- **Exercise**:
Copy out each line exactly as it appears.

- **Supplied records**:

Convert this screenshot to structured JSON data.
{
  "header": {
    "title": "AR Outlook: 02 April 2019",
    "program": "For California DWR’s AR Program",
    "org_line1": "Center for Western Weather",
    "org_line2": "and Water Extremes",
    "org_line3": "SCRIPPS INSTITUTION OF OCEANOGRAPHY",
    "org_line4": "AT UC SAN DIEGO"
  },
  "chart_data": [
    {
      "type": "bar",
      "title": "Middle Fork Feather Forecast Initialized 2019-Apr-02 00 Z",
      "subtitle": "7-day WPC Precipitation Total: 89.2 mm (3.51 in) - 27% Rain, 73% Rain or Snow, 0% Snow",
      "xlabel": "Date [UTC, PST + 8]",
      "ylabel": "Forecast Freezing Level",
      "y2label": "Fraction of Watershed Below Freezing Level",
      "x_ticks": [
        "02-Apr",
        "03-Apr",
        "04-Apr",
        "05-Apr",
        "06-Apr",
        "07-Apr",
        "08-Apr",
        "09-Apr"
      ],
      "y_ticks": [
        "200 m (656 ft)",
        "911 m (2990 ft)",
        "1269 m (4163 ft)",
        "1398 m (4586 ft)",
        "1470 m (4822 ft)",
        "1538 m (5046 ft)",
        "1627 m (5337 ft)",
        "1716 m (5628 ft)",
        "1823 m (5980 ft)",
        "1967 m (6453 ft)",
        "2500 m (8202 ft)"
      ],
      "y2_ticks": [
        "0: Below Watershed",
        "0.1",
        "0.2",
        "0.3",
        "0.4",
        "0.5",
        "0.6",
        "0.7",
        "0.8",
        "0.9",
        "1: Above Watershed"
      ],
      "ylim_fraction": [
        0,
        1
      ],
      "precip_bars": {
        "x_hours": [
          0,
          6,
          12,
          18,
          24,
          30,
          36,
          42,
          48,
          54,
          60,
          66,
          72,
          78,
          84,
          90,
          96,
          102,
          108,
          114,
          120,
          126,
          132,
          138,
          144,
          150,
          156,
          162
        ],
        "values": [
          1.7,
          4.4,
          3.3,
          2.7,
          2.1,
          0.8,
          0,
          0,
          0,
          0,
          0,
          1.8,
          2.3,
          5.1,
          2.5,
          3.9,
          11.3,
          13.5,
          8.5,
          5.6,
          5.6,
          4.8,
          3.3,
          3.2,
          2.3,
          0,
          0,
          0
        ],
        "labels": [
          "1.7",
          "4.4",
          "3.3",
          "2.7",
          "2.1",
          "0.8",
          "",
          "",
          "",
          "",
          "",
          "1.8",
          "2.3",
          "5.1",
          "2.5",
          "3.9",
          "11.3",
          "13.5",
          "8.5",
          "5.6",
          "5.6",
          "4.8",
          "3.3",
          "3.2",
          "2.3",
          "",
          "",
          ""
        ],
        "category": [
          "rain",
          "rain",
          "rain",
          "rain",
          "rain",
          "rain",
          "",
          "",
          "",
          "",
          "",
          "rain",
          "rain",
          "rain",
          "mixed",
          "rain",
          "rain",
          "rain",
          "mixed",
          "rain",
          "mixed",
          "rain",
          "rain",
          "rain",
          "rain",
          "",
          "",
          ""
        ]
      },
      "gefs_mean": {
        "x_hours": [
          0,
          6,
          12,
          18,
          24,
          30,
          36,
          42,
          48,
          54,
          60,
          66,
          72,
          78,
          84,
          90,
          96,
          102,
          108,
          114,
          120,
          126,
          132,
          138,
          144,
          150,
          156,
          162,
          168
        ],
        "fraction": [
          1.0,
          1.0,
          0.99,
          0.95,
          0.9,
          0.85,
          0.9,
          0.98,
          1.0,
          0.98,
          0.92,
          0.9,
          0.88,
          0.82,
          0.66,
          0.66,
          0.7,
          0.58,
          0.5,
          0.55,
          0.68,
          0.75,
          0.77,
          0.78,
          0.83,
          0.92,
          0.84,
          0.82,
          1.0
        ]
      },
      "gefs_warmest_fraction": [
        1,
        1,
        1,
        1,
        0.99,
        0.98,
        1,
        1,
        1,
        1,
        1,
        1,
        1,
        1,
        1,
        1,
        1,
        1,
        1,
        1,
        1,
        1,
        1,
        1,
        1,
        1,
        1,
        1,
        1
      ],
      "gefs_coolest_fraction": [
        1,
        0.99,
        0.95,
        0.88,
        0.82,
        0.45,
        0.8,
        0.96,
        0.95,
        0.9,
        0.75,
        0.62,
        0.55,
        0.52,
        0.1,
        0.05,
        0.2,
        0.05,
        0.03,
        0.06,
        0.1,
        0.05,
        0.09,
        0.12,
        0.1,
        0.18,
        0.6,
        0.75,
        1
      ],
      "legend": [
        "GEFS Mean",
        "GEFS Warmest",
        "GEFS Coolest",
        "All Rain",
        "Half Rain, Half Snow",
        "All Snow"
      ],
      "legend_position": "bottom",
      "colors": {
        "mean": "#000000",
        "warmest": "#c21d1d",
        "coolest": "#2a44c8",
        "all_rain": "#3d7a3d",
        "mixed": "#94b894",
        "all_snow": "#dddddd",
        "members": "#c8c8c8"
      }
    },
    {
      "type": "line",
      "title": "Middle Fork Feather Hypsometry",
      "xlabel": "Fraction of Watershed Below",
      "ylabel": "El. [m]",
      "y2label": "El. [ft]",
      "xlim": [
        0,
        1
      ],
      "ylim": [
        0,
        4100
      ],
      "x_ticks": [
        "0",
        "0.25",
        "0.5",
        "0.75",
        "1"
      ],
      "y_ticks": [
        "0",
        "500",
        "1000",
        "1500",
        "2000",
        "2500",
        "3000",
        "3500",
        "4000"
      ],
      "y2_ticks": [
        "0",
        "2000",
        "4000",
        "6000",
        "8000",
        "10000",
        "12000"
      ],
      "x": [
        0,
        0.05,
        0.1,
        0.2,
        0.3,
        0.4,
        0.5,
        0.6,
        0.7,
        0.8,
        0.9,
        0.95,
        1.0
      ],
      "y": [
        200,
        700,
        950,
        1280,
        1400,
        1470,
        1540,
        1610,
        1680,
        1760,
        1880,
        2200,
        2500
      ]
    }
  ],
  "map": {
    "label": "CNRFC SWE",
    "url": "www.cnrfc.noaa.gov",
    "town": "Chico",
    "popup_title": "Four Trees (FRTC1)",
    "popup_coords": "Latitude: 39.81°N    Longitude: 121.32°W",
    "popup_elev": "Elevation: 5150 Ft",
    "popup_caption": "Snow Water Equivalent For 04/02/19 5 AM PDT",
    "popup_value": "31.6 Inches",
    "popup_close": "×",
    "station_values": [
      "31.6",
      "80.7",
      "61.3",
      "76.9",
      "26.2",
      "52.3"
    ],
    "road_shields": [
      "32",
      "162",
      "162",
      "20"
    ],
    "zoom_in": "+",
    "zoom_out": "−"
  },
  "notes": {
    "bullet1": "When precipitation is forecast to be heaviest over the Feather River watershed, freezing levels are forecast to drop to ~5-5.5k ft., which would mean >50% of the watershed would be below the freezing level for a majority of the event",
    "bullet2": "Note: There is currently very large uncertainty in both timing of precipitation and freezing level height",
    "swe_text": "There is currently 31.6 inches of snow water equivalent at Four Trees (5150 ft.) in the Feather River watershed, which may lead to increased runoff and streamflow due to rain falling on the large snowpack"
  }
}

- **Reply to the exercise**:
Convert this screenshot to structured JSON data.
{
  "header": {
    "title": "AR Outlook: 02 April 2019",
    "program": "For California DWR’s AR Program",
    "org_line1": "Center for Western Weather",
    "org_line2": "and Water Extremes",
    "org_line3": "SCRIPPS INSTITUTION OF OCEANOGRAPHY",
    "org_line4": "AT UC SAN DIEGO"
  },
  "chart_data": [
    {
      "type": "bar",
      "title": "Middle Fork Feather Forecast Initialized 2019-Apr-02 00 Z",
      "subtitle": "7-day WPC Precipitation Total: 89.2 mm (3.51 in) - 27% Rain, 73% Rain or Snow, 0% Snow",
      "xlabel": "Date [UTC, PST + 8]",
      "ylabel": "Forecast Freezing Level",
      "y2label": "Fraction of Watershed Below Freezing Level",
      "x_ticks": [
        "02-Apr",
        "03-Apr",
        "04-Apr",
        "05-Apr",
        "06-Apr",
        "07-Apr",
        "08-Apr",
        "09-Apr"
      ],
      "y_ticks": [
        "200 m (656 ft)",
        "911 m (2990 ft)",
        "1269 m (4163 ft)",
        "1398 m (4586 ft)",
        "1470 m (4822 ft)",
        "1538 m (5046 ft)",
        "1627 m (5337 ft)",
        "1716 m (5628 ft)",
        "1823 m (5980 ft)",
        "1967 m (6453 ft)",
        "2500 m (8202 ft)"
      ],
      "y2_ticks": [
        "0: Below Watershed",
        "0.1",
        "0.2",
        "0.3",
        "0.4",
        "0.5",
        "0.6",
        "0.7",
        "0.8",
        "0.9",
        "1: Above Watershed"
      ],
      "ylim_fraction": [
        0,
        1
      ],
      "precip_bars": {
        "x_hours": [
          0,
          6,
          12,
          18,
          24,
          30,
          36,
          42,
          48,
          54,
          60,
          66,
          72,
          78,
          84,
          90,
          96,
          102,
          108,
          114,
          120,
          126,
          132,
          138,
          144,
          150,
          156,
          162
        ],
        "values": [
          1.7,
          4.4,
          3.3,
          2.7,
          2.1,
          0.8,
          0,
          0,
          0,
          0,
          0,
          1.8,
          2.3,
          5.1,
          2.5,
          3.9,
          11.3,
          13.5,
          8.5,
          5.6,
          5.6,
          4.8,
          3.3,
          3.2,
          2.3,
          0,
          0,
          0
        ],
        "labels": [
          "1.7",
          "4.4",
          "3.3",
          "2.7",
          "2.1",
          "0.8",
          "",
          "",
          "",
          "",
          "",
          "1.8",
          "2.3",
          "5.1",
          "2.5",
          "3.9",
          "11.3",
          "13.5",
          "8.5",
          "5.6",
          "5.6",
          "4.8",
          "3.3",
          "3.2",
          "2.3",
          "",
          "",
          ""
        ],
        "category": [
          "rain",
          "rain",
          "rain",
          "rain",
          "rain",
          "rain",
          "",
          "",
          "",
          "",
          "",
          "rain",
          "rain",
          "rain",
          "mixed",
          "rain",
          "rain",
          "rain",
          "mixed",
          "rain",
          "mixed",
          "rain",
          "rain",
          "rain",
          "rain",
          "",
          "",
          ""
        ]
      },
      "gefs_mean": {
        "x_hours": [
          0,
          6,
          12,
          18,
          24,
          30,
          36,
          42,
          48,
          54,
          60,
          66,
          72,
          78,
          84,
          90,
          96,
          102,
          108,
          114,
          120,
          126,
          132,
          138,
          144,
          150,
          156,
          162,
          168
        ],
        "fraction": [
          1.0,
          1.0,
          0.99,
          0.95,
          0.9,
          0.85,
          0.9,
          0.98,
          1.0,
          0.98,
          0.92,
          0.9,
          0.88,
          0.82,
          0.66,
          0.66,
          0.7,
          0.58,
          0.5,
          0.55,
          0.68,
          0.75,
          0.77,
          0.78,
          0.83,
          0.92,
          0.84,
          0.82,
          1.0
        ]
      },
      "gefs_warmest_fraction": [
        1,
        1,
        1,
        1,
        0.99,
        0.98,
        1,
        1,
        1,
        1,
        1,
        1,
        1,
        1,
        1,
        1,
        1,
        1,
        1,
        1,
        1,
        1,
        1,
        1,
        1,
        1,
        1,
        1,
        1
      ],
      "gefs_coolest_fraction": [
        1,
        0.99,
        0.95,
        0.88,
        0.82,
        0.45,
        0.8,
        0.96,
        0.95,
        0.9,
        0.75,
        0.62,
        0.55,
        0.52,
        0.1,
        0.05,
        0.2,
        0.05,
        0.03,
        0.06,
        0.1,
        0.05,
        0.09,
        0.12,
        0.1,
        0.18,
        0.6,
        0.75,
        1
      ],
      "legend": [
        "GEFS Mean",
        "GEFS Warmest",
        "GEFS Coolest",
        "All Rain",
        "Half Rain, Half Snow",
        "All Snow"
      ],
      "legend_position": "bottom",
      "colors": {
        "mean": "#000000",
        "warmest": "#c21d1d",
        "coolest": "#2a44c8",
        "all_rain": "#3d7a3d",
        "mixed": "#94b894",
        "all_snow": "#dddddd",
        "members": "#c8c8c8"
      }
    },
    {
      "type": "line",
      "title": "Middle Fork Feather Hypsometry",
      "xlabel": "Fraction of Watershed Below",
      "ylabel": "El. [m]",
      "y2label": "El. [ft]",
      "xlim": [
        0,
        1
      ],
      "ylim": [
        0,
        4100
      ],
      "x_ticks": [
        "0",
        "0.25",
        "0.5",
        "0.75",
        "1"
      ],
      "y_ticks": [
        "0",
        "500",
        "1000",
        "1500",
        "2000",
        "2500",
        "3000",
        "3500",
        "4000"
      ],
      "y2_ticks": [
        "0",
        "2000",
        "4000",
        "6000",
        "8000",
        "10000",
        "12000"
      ],
      "x": [
        0,
        0.05,
        0.1,
        0.2,
        0.3,
        0.4,
        0.5,
        0.6,
        0.7,
        0.8,
        0.9,
        0.95,
        1.0
      ],
      "y": [
        200,
        700,
        950,
        1280,
        1400,
        1470,
        1540,
        1610,
        1680,
        1760,
        1880,
        2200,
        2500
      ]
    }
  ],
  "map": {
    "label": "CNRFC SWE",
    "url": "www.cnrfc.noaa.gov",
    "town": "Chico",
    "popup_title": "Four Trees (FRTC1)",
    "popup_coords": "Latitude: 39.81°N    Longitude: 121.32°W",
    "popup_elev": "Elevation: 5150 Ft",
    "popup_caption": "Snow Water Equivalent For 04/02/19 5 AM PDT",
    "popup_value": "31.6 Inches",
    "popup_close": "×",
    "station_values": [
      "31.6",
      "80.7",
      "61.3",
      "76.9",
      "26.2",
      "52.3"
    ],
    "road_shields": [
      "32",
      "162",
      "162",
      "20"
    ],
    "zoom_in": "+",
    "zoom_out": "−"
  },
  "notes": {
    "bullet1": "When precipitation is forecast to be heaviest over the Feather River watershed, freezing levels are forecast to drop to ~5-5.5k ft., which would mean >50% of the watershed would be below the freezing level for a majority of the event",
    "bullet2": "Note: There is currently very large uncertainty in both timing of precipitation and freezing level height",
    "swe_text": "There is currently 31.6 inches of snow water equivalent at Four Trees (5150 ft.) in the Feather River watershed, which may lead to increased runoff and streamflow due to rain falling on the large snowpack"
  }
}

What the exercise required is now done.